_PROBLEM TO WORK ON_. Draw out every line with the word "视频图像内容分析及描述" from the listing below.

_GIVEN INFORMATION_.
»»
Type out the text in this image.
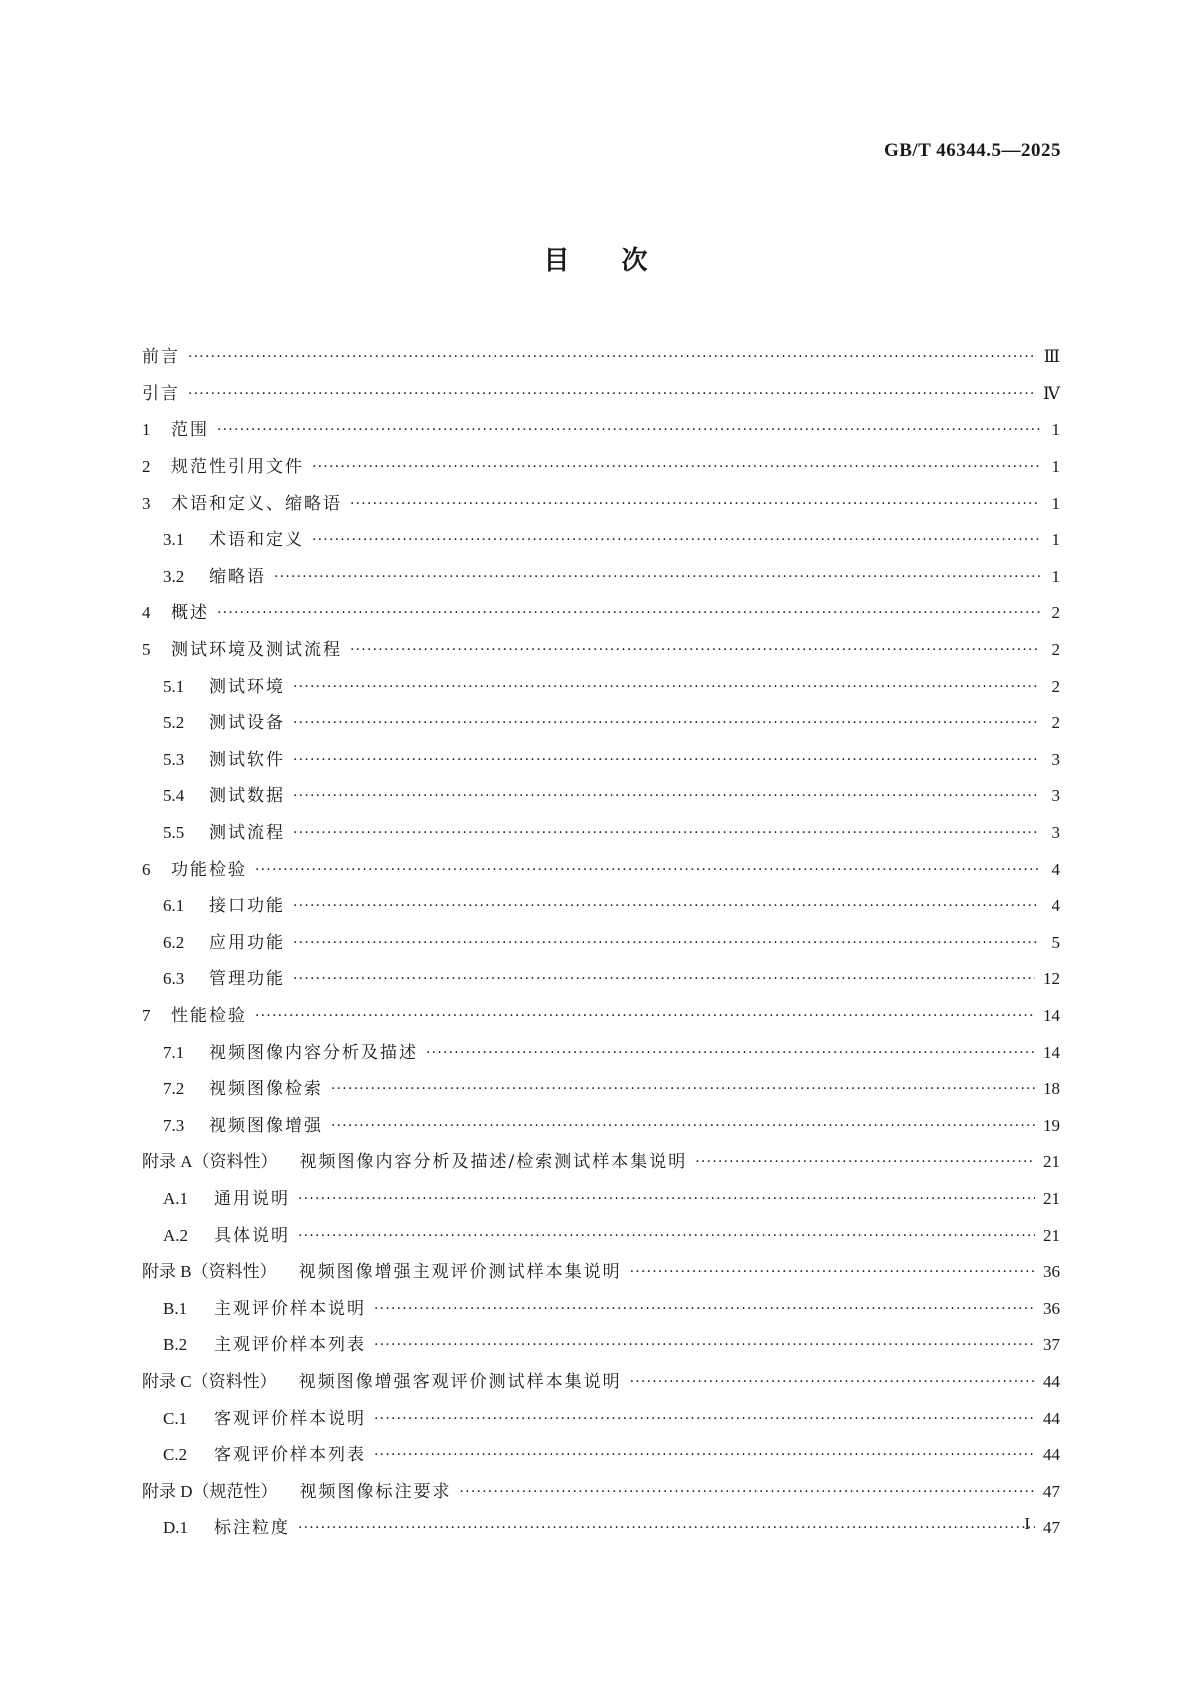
GB/T 46344.5—2025
目次
前言 ·····	Ⅲ
引言 ·····	Ⅳ
1	范围 ·····	1
2	规范性引用文件 ·····	1
3	术语和定义、缩略语 ·····	1
3.1	术语和定义 ·····	1
3.2	缩略语 ·····	1
4	概述 ·····	2
5	测试环境及测试流程 ·····	2
5.1	测试环境 ·····	2
5.2	测试设备 ·····	2
5.3	测试软件 ·····	3
5.4	测试数据 ·····	3
5.5	测试流程 ·····	3
6	功能检验 ·····	4
6.1	接口功能 ·····	4
6.2	应用功能 ·····	5
6.3	管理功能 ·····	12
7	性能检验 ·····	14
7.1	视频图像内容分析及描述 ·····	14
7.2	视频图像检索 ·····	18
7.3	视频图像增强 ·····	19
附录 A（资料性） 视频图像内容分析及描述/检索测试样本集说明 ·····	21
A.1	通用说明 ·····	21
A.2	具体说明 ·····	21
附录 B（资料性） 视频图像增强主观评价测试样本集说明 ·····	36
B.1	主观评价样本说明 ·····	36
B.2	主观评价样本列表 ·····	37
附录 C（资料性） 视频图像增强客观评价测试样本集说明 ·····	44
C.1	客观评价样本说明 ·····	44
C.2	客观评价样本列表 ·····	44
附录 D（规范性） 视频图像标注要求 ·····	47
D.1	标注粒度 ·····	47
I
««
_OUTPUT BELOW_.
7.1	视频图像内容分析及描述 ·····	14
附录 A（资料性） 视频图像内容分析及描述/检索测试样本集说明 ·····	21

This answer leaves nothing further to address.